Dataset entries
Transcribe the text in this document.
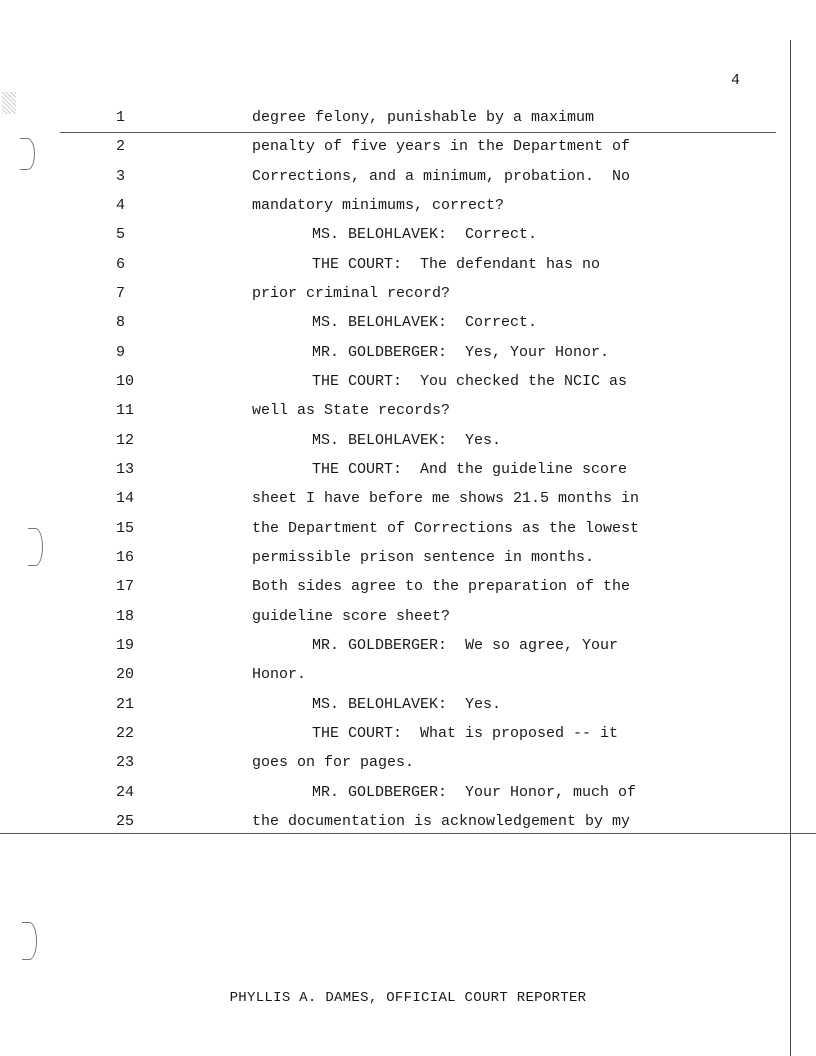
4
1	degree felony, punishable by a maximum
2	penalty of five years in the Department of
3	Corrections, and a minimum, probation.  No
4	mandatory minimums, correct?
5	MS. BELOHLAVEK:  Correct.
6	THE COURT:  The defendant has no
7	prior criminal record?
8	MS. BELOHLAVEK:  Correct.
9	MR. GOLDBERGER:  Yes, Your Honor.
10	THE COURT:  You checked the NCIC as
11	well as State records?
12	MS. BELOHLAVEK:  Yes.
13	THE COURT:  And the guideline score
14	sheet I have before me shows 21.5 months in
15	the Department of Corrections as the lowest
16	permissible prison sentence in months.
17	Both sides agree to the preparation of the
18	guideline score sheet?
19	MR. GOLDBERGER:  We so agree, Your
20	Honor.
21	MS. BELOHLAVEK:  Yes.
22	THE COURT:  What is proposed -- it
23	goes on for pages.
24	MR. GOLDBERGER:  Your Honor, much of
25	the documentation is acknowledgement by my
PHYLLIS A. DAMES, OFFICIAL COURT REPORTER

...

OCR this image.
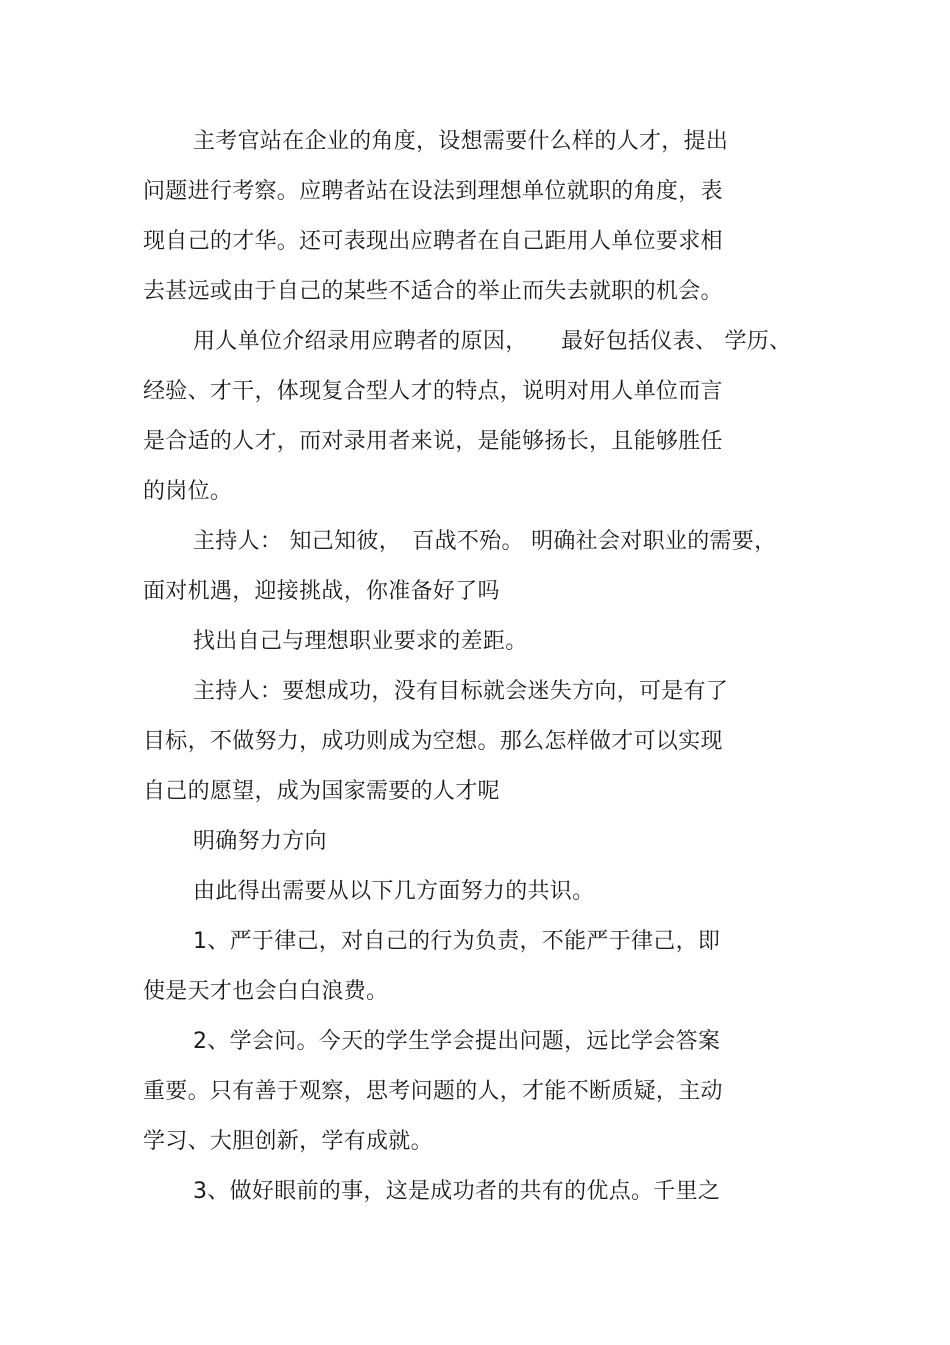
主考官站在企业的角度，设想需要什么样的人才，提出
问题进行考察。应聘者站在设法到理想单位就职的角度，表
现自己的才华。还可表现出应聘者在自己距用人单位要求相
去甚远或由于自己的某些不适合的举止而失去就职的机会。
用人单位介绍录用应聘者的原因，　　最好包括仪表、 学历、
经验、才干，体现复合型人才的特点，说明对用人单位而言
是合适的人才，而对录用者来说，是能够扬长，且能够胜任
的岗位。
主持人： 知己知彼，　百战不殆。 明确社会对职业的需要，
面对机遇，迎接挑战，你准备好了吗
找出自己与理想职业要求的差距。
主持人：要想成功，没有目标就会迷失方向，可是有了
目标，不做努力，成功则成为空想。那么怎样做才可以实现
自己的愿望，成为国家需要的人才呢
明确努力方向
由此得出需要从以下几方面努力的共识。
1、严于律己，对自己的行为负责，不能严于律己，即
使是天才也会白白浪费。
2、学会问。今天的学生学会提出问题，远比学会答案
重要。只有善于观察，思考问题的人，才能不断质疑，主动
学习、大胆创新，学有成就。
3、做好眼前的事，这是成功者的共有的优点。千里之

- **What is required**
Copy every line above that holds the word "this".

- **Completed task**
Transcribe the text in this document.
OCR this image.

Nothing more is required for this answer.